[PROBLEM REQUIREMENTS]
Return each entry exactly, with none missing.

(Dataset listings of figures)
>>>>

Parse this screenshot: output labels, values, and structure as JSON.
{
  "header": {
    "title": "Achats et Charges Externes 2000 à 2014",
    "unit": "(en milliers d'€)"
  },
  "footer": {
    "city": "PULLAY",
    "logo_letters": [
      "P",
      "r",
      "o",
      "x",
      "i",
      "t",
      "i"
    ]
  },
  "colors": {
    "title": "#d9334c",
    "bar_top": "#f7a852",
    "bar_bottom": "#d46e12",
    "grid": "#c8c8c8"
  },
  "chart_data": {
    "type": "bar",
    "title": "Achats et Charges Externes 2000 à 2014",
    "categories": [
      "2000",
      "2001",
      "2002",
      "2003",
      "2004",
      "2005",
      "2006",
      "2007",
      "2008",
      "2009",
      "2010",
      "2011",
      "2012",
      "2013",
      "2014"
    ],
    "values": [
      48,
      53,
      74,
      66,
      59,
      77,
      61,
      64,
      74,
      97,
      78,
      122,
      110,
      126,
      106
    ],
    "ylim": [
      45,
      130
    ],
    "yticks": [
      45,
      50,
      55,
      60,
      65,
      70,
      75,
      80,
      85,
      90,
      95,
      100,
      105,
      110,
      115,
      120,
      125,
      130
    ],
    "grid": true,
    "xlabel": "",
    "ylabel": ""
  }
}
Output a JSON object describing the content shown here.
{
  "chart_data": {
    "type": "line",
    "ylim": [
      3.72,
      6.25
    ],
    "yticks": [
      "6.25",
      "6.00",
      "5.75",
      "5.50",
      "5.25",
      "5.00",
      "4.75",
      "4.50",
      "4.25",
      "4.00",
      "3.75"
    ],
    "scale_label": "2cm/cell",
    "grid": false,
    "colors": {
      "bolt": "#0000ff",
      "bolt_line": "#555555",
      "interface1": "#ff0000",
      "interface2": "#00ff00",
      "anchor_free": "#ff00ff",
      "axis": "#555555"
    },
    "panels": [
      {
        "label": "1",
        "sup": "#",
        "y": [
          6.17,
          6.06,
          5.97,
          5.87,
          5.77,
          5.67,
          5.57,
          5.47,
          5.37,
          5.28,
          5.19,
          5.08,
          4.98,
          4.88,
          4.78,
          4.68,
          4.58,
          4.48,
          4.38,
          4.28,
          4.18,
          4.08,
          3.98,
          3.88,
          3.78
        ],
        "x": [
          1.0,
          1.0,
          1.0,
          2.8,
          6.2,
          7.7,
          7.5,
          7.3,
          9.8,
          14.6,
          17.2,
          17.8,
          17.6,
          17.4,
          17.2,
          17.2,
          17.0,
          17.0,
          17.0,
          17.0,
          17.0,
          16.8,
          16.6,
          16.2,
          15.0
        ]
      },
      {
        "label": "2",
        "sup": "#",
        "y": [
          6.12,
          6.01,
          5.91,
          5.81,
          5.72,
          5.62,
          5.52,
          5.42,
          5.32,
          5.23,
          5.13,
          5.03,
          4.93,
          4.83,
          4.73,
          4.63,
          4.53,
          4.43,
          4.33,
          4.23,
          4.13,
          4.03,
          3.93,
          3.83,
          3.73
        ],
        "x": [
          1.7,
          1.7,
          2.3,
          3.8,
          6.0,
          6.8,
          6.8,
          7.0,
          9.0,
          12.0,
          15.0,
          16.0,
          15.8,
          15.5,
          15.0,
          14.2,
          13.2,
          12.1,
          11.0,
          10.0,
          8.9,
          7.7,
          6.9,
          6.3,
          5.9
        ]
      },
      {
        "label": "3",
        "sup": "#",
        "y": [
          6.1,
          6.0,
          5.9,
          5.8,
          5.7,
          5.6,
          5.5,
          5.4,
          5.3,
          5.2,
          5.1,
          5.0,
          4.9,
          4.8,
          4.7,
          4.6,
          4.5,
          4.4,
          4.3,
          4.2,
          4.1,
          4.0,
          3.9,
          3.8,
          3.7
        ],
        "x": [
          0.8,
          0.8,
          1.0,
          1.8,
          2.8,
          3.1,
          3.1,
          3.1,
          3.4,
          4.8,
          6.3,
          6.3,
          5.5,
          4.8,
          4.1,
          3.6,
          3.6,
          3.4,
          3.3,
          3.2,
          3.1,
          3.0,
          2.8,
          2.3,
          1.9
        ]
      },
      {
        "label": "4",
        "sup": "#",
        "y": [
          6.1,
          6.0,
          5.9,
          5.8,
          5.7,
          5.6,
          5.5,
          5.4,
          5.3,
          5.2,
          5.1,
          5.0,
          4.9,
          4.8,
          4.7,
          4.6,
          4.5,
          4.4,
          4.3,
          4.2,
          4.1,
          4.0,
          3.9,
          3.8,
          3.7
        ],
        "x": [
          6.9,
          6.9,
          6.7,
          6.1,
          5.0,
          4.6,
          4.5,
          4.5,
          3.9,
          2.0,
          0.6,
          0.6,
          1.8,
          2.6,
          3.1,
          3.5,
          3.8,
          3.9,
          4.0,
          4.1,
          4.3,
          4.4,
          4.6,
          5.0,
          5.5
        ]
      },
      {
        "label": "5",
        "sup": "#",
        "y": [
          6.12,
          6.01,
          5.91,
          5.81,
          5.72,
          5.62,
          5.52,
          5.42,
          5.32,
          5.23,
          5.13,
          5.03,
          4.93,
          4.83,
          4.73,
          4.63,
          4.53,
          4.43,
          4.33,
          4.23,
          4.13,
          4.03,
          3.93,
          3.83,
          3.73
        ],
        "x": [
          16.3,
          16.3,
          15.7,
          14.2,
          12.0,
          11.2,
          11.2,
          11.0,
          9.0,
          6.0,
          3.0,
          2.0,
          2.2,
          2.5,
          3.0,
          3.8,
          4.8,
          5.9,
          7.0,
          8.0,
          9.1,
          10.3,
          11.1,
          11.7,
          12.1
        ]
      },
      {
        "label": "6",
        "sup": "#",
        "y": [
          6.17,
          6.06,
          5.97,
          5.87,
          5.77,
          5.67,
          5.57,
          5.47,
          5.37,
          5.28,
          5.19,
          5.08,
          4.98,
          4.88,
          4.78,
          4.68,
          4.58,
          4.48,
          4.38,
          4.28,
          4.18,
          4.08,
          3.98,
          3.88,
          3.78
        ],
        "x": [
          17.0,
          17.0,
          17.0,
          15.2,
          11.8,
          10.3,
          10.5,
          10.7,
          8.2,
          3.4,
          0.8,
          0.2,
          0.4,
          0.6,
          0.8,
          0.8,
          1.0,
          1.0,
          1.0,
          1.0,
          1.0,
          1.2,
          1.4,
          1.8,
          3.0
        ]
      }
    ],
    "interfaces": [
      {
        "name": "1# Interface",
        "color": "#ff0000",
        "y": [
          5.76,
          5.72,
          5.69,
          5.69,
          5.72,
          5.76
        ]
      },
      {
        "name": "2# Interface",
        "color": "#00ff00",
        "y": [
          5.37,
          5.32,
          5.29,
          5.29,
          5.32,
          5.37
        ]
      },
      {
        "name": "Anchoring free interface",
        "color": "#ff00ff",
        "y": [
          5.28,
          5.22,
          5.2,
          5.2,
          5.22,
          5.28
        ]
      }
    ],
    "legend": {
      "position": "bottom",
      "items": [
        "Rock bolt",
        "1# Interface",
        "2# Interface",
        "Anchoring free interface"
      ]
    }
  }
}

<<<<

[WRITTEN SOLUTION]
Parse this screenshot: output labels, values, and structure as JSON.
{
  "header": {
    "title": "Achats et Charges Externes 2000 à 2014",
    "unit": "(en milliers d'€)"
  },
  "footer": {
    "city": "PULLAY",
    "logo_letters": [
      "P",
      "r",
      "o",
      "x",
      "i",
      "t",
      "i"
    ]
  },
  "colors": {
    "title": "#d9334c",
    "bar_top": "#f7a852",
    "bar_bottom": "#d46e12",
    "grid": "#c8c8c8"
  },
  "chart_data": {
    "type": "bar",
    "title": "Achats et Charges Externes 2000 à 2014",
    "categories": [
      "2000",
      "2001",
      "2002",
      "2003",
      "2004",
      "2005",
      "2006",
      "2007",
      "2008",
      "2009",
      "2010",
      "2011",
      "2012",
      "2013",
      "2014"
    ],
    "values": [
      48,
      53,
      74,
      66,
      59,
      77,
      61,
      64,
      74,
      97,
      78,
      122,
      110,
      126,
      106
    ],
    "ylim": [
      45,
      130
    ],
    "yticks": [
      45,
      50,
      55,
      60,
      65,
      70,
      75,
      80,
      85,
      90,
      95,
      100,
      105,
      110,
      115,
      120,
      125,
      130
    ],
    "grid": true,
    "xlabel": "",
    "ylabel": ""
  }
}
Output a JSON object describing the content shown here.
{
  "chart_data": {
    "type": "line",
    "ylim": [
      3.72,
      6.25
    ],
    "yticks": [
      "6.25",
      "6.00",
      "5.75",
      "5.50",
      "5.25",
      "5.00",
      "4.75",
      "4.50",
      "4.25",
      "4.00",
      "3.75"
    ],
    "scale_label": "2cm/cell",
    "grid": false,
    "colors": {
      "bolt": "#0000ff",
      "bolt_line": "#555555",
      "interface1": "#ff0000",
      "interface2": "#00ff00",
      "anchor_free": "#ff00ff",
      "axis": "#555555"
    },
    "panels": [
      {
        "label": "1",
        "sup": "#",
        "y": [
          6.17,
          6.06,
          5.97,
          5.87,
          5.77,
          5.67,
          5.57,
          5.47,
          5.37,
          5.28,
          5.19,
          5.08,
          4.98,
          4.88,
          4.78,
          4.68,
          4.58,
          4.48,
          4.38,
          4.28,
          4.18,
          4.08,
          3.98,
          3.88,
          3.78
        ],
        "x": [
          1.0,
          1.0,
          1.0,
          2.8,
          6.2,
          7.7,
          7.5,
          7.3,
          9.8,
          14.6,
          17.2,
          17.8,
          17.6,
          17.4,
          17.2,
          17.2,
          17.0,
          17.0,
          17.0,
          17.0,
          17.0,
          16.8,
          16.6,
          16.2,
          15.0
        ]
      },
      {
        "label": "2",
        "sup": "#",
        "y": [
          6.12,
          6.01,
          5.91,
          5.81,
          5.72,
          5.62,
          5.52,
          5.42,
          5.32,
          5.23,
          5.13,
          5.03,
          4.93,
          4.83,
          4.73,
          4.63,
          4.53,
          4.43,
          4.33,
          4.23,
          4.13,
          4.03,
          3.93,
          3.83,
          3.73
        ],
        "x": [
          1.7,
          1.7,
          2.3,
          3.8,
          6.0,
          6.8,
          6.8,
          7.0,
          9.0,
          12.0,
          15.0,
          16.0,
          15.8,
          15.5,
          15.0,
          14.2,
          13.2,
          12.1,
          11.0,
          10.0,
          8.9,
          7.7,
          6.9,
          6.3,
          5.9
        ]
      },
      {
        "label": "3",
        "sup": "#",
        "y": [
          6.1,
          6.0,
          5.9,
          5.8,
          5.7,
          5.6,
          5.5,
          5.4,
          5.3,
          5.2,
          5.1,
          5.0,
          4.9,
          4.8,
          4.7,
          4.6,
          4.5,
          4.4,
          4.3,
          4.2,
          4.1,
          4.0,
          3.9,
          3.8,
          3.7
        ],
        "x": [
          0.8,
          0.8,
          1.0,
          1.8,
          2.8,
          3.1,
          3.1,
          3.1,
          3.4,
          4.8,
          6.3,
          6.3,
          5.5,
          4.8,
          4.1,
          3.6,
          3.6,
          3.4,
          3.3,
          3.2,
          3.1,
          3.0,
          2.8,
          2.3,
          1.9
        ]
      },
      {
        "label": "4",
        "sup": "#",
        "y": [
          6.1,
          6.0,
          5.9,
          5.8,
          5.7,
          5.6,
          5.5,
          5.4,
          5.3,
          5.2,
          5.1,
          5.0,
          4.9,
          4.8,
          4.7,
          4.6,
          4.5,
          4.4,
          4.3,
          4.2,
          4.1,
          4.0,
          3.9,
          3.8,
          3.7
        ],
        "x": [
          6.9,
          6.9,
          6.7,
          6.1,
          5.0,
          4.6,
          4.5,
          4.5,
          3.9,
          2.0,
          0.6,
          0.6,
          1.8,
          2.6,
          3.1,
          3.5,
          3.8,
          3.9,
          4.0,
          4.1,
          4.3,
          4.4,
          4.6,
          5.0,
          5.5
        ]
      },
      {
        "label": "5",
        "sup": "#",
        "y": [
          6.12,
          6.01,
          5.91,
          5.81,
          5.72,
          5.62,
          5.52,
          5.42,
          5.32,
          5.23,
          5.13,
          5.03,
          4.93,
          4.83,
          4.73,
          4.63,
          4.53,
          4.43,
          4.33,
          4.23,
          4.13,
          4.03,
          3.93,
          3.83,
          3.73
        ],
        "x": [
          16.3,
          16.3,
          15.7,
          14.2,
          12.0,
          11.2,
          11.2,
          11.0,
          9.0,
          6.0,
          3.0,
          2.0,
          2.2,
          2.5,
          3.0,
          3.8,
          4.8,
          5.9,
          7.0,
          8.0,
          9.1,
          10.3,
          11.1,
          11.7,
          12.1
        ]
      },
      {
        "label": "6",
        "sup": "#",
        "y": [
          6.17,
          6.06,
          5.97,
          5.87,
          5.77,
          5.67,
          5.57,
          5.47,
          5.37,
          5.28,
          5.19,
          5.08,
          4.98,
          4.88,
          4.78,
          4.68,
          4.58,
          4.48,
          4.38,
          4.28,
          4.18,
          4.08,
          3.98,
          3.88,
          3.78
        ],
        "x": [
          17.0,
          17.0,
          17.0,
          15.2,
          11.8,
          10.3,
          10.5,
          10.7,
          8.2,
          3.4,
          0.8,
          0.2,
          0.4,
          0.6,
          0.8,
          0.8,
          1.0,
          1.0,
          1.0,
          1.0,
          1.0,
          1.2,
          1.4,
          1.8,
          3.0
        ]
      }
    ],
    "interfaces": [
      {
        "name": "1# Interface",
        "color": "#ff0000",
        "y": [
          5.76,
          5.72,
          5.69,
          5.69,
          5.72,
          5.76
        ]
      },
      {
        "name": "2# Interface",
        "color": "#00ff00",
        "y": [
          5.37,
          5.32,
          5.29,
          5.29,
          5.32,
          5.37
        ]
      },
      {
        "name": "Anchoring free interface",
        "color": "#ff00ff",
        "y": [
          5.28,
          5.22,
          5.2,
          5.2,
          5.22,
          5.28
        ]
      }
    ],
    "legend": {
      "position": "bottom",
      "items": [
        "Rock bolt",
        "1# Interface",
        "2# Interface",
        "Anchoring free interface"
      ]
    }
  }
}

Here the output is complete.